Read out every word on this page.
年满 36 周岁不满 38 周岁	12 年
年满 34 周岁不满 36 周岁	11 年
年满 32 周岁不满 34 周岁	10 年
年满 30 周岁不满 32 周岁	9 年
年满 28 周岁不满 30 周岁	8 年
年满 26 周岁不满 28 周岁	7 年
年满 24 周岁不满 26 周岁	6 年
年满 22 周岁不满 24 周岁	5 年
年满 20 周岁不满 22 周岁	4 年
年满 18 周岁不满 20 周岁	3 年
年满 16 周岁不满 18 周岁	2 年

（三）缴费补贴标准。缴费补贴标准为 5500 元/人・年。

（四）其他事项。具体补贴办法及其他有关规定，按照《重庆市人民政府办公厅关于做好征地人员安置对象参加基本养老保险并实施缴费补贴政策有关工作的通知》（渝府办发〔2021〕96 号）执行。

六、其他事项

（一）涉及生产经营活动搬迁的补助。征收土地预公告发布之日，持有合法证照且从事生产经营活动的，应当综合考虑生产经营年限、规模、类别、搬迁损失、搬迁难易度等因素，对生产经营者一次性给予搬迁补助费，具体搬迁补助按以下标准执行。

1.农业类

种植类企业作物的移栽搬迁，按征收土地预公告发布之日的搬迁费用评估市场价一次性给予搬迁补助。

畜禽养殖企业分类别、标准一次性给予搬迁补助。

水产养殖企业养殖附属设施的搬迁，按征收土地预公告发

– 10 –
= = = = =
Exercise instructions: Faithfully copy every entry, leaving nothing out.

Response:
Read out every word on this page.
年满 36 周岁不满 38 周岁	12 年
年满 34 周岁不满 36 周岁	11 年
年满 32 周岁不满 34 周岁	10 年
年满 30 周岁不满 32 周岁	9 年
年满 28 周岁不满 30 周岁	8 年
年满 26 周岁不满 28 周岁	7 年
年满 24 周岁不满 26 周岁	6 年
年满 22 周岁不满 24 周岁	5 年
年满 20 周岁不满 22 周岁	4 年
年满 18 周岁不满 20 周岁	3 年
年满 16 周岁不满 18 周岁	2 年

（三）缴费补贴标准。缴费补贴标准为 5500 元/人・年。

（四）其他事项。具体补贴办法及其他有关规定，按照《重庆市人民政府办公厅关于做好征地人员安置对象参加基本养老保险并实施缴费补贴政策有关工作的通知》（渝府办发〔2021〕96 号）执行。

六、其他事项

（一）涉及生产经营活动搬迁的补助。征收土地预公告发布之日，持有合法证照且从事生产经营活动的，应当综合考虑生产经营年限、规模、类别、搬迁损失、搬迁难易度等因素，对生产经营者一次性给予搬迁补助费，具体搬迁补助按以下标准执行。

1.农业类

种植类企业作物的移栽搬迁，按征收土地预公告发布之日的搬迁费用评估市场价一次性给予搬迁补助。

畜禽养殖企业分类别、标准一次性给予搬迁补助。

水产养殖企业养殖附属设施的搬迁，按征收土地预公告发

– 10 –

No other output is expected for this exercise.